== DATA IN THIS EXERCISE ==

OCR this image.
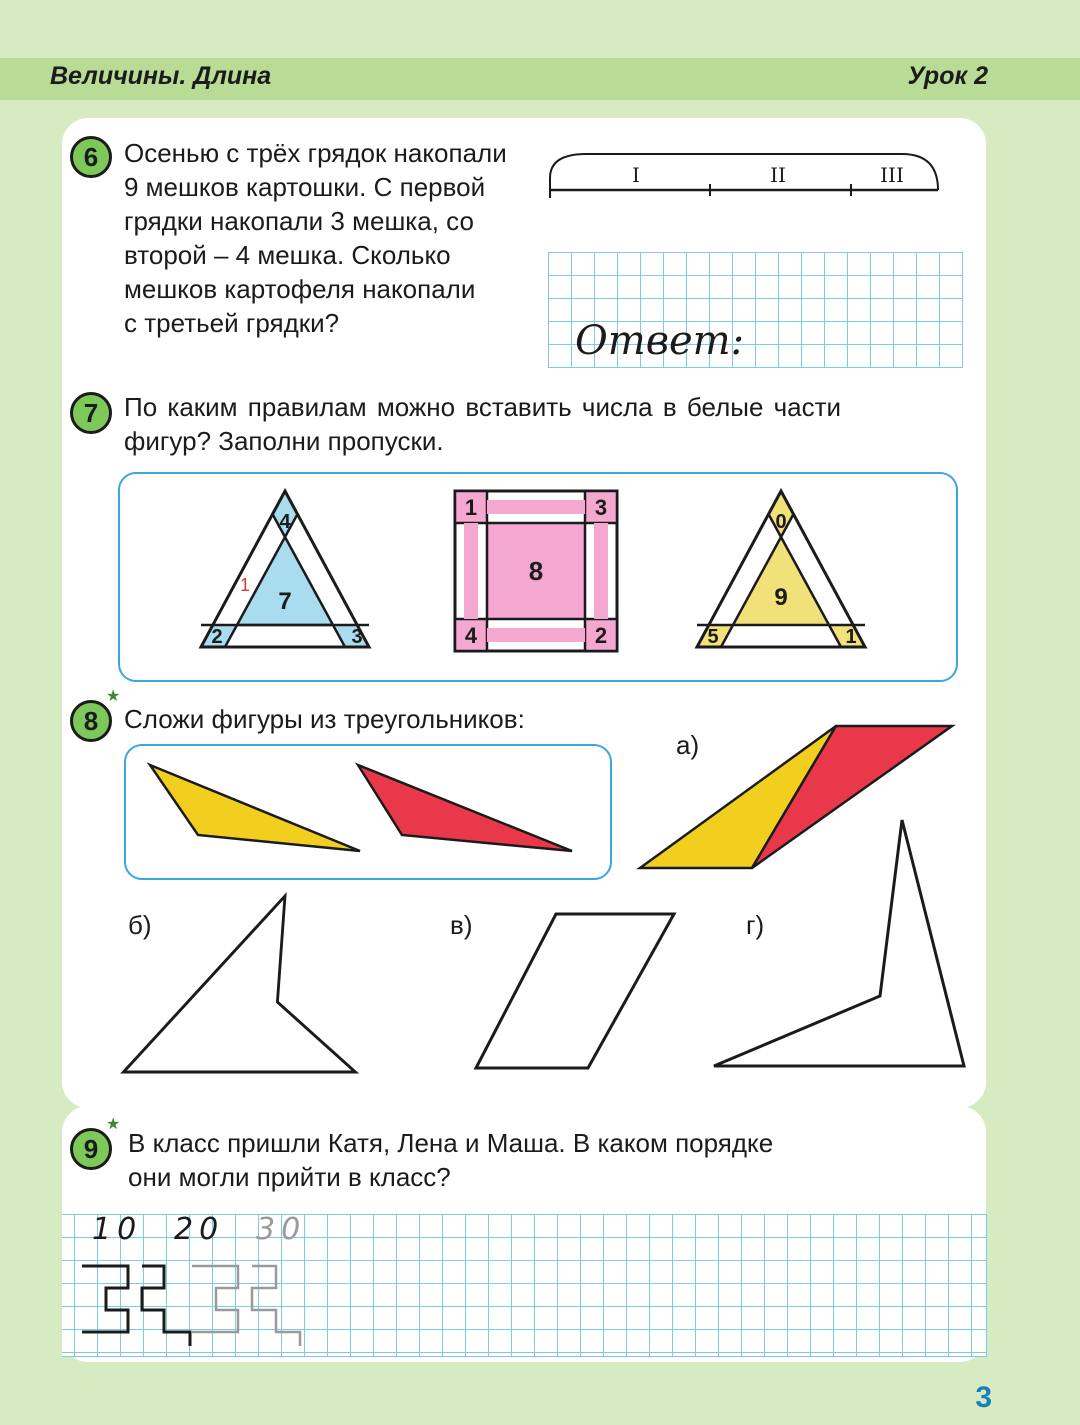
Величины. Длина	Урок 2
6 Осенью с трёх грядок накопали
9 мешков картошки. С первой
грядки накопали 3 мешка, со
второй – 4 мешка. Сколько
мешков картофеля накопали
с третьей грядки?
I	II	III
Ответ:
7 По каким правилам можно вставить числа в белые части
фигур? Заполни пропуски.
4
7
2	3
1
1	3
8
4	2
0
9
5	1
★
8 Сложи фигуры из треугольников:
а)
б)	в)	г)
★
9	В класс пришли Катя, Лена и Маша. В каком порядке
они могли прийти в класс?
10 20 30
3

===

• [WORK INSTRUCTIONS]:
Determine how many lines of the data contain "класс" and give nothing but that number.

• [THE RESPONSE]:
2